Repeat the material verbatim. Images are excluded from the copy.

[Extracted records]
****************************************
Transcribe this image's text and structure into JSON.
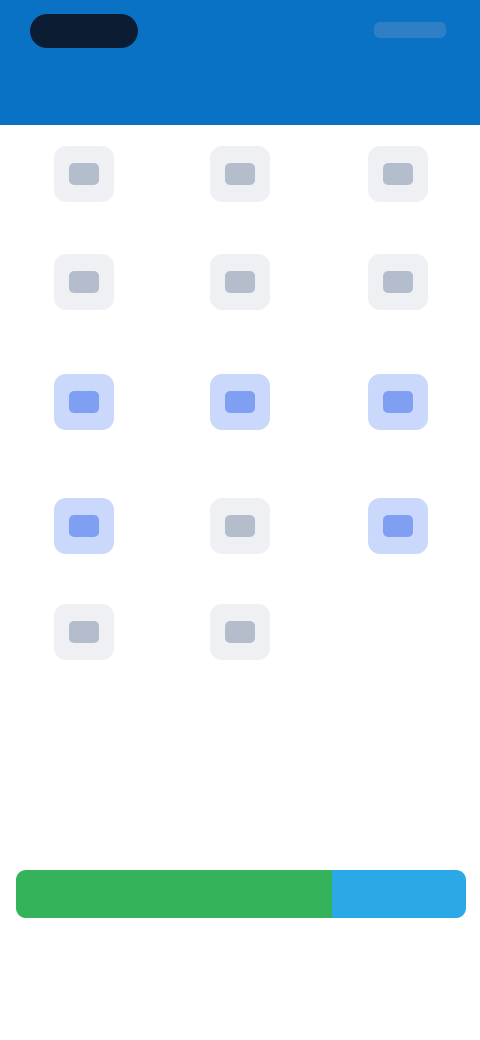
{
  "header": {
    "title": "",
    "colors": {
      "background": "#0a72c4",
      "status_pill": "#0b1c33"
    }
  },
  "grid": {
    "tiles": [
      {
        "label": "",
        "icon": "app-icon",
        "tone": "gray"
      },
      {
        "label": "",
        "icon": "app-icon",
        "tone": "gray"
      },
      {
        "label": "",
        "icon": "app-icon",
        "tone": "gray"
      },
      {
        "label": "",
        "icon": "app-icon",
        "tone": "gray"
      },
      {
        "label": "",
        "icon": "app-icon",
        "tone": "gray"
      },
      {
        "label": "",
        "icon": "app-icon",
        "tone": "gray"
      },
      {
        "label": "",
        "icon": "app-icon",
        "tone": "blue"
      },
      {
        "label": "",
        "icon": "app-icon",
        "tone": "blue"
      },
      {
        "label": "",
        "icon": "app-icon",
        "tone": "blue"
      },
      {
        "label": "",
        "icon": "app-icon",
        "tone": "blue"
      },
      {
        "label": "",
        "icon": "app-icon",
        "tone": "gray"
      },
      {
        "label": "",
        "icon": "app-icon",
        "tone": "blue"
      },
      {
        "label": "",
        "icon": "app-icon",
        "tone": "gray"
      },
      {
        "label": "",
        "icon": "app-icon",
        "tone": "gray"
      }
    ]
  },
  "footer": {
    "left_label": "",
    "right_label": "",
    "primary_button": "",
    "secondary_button": "",
    "link": "",
    "colors": {
      "primary": "#34b35a",
      "secondary": "#2aa9e6",
      "accent": "#f06b6b"
    }
  }
}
****************************************
Full output =>
Transcribe this image's text and structure into JSON.
{
  "header": {
    "title": "",
    "colors": {
      "background": "#0a72c4",
      "status_pill": "#0b1c33"
    }
  },
  "grid": {
    "tiles": [
      {
        "label": "",
        "icon": "app-icon",
        "tone": "gray"
      },
      {
        "label": "",
        "icon": "app-icon",
        "tone": "gray"
      },
      {
        "label": "",
        "icon": "app-icon",
        "tone": "gray"
      },
      {
        "label": "",
        "icon": "app-icon",
        "tone": "gray"
      },
      {
        "label": "",
        "icon": "app-icon",
        "tone": "gray"
      },
      {
        "label": "",
        "icon": "app-icon",
        "tone": "gray"
      },
      {
        "label": "",
        "icon": "app-icon",
        "tone": "blue"
      },
      {
        "label": "",
        "icon": "app-icon",
        "tone": "blue"
      },
      {
        "label": "",
        "icon": "app-icon",
        "tone": "blue"
      },
      {
        "label": "",
        "icon": "app-icon",
        "tone": "blue"
      },
      {
        "label": "",
        "icon": "app-icon",
        "tone": "gray"
      },
      {
        "label": "",
        "icon": "app-icon",
        "tone": "blue"
      },
      {
        "label": "",
        "icon": "app-icon",
        "tone": "gray"
      },
      {
        "label": "",
        "icon": "app-icon",
        "tone": "gray"
      }
    ]
  },
  "footer": {
    "left_label": "",
    "right_label": "",
    "primary_button": "",
    "secondary_button": "",
    "link": "",
    "colors": {
      "primary": "#34b35a",
      "secondary": "#2aa9e6",
      "accent": "#f06b6b"
    }
  }
}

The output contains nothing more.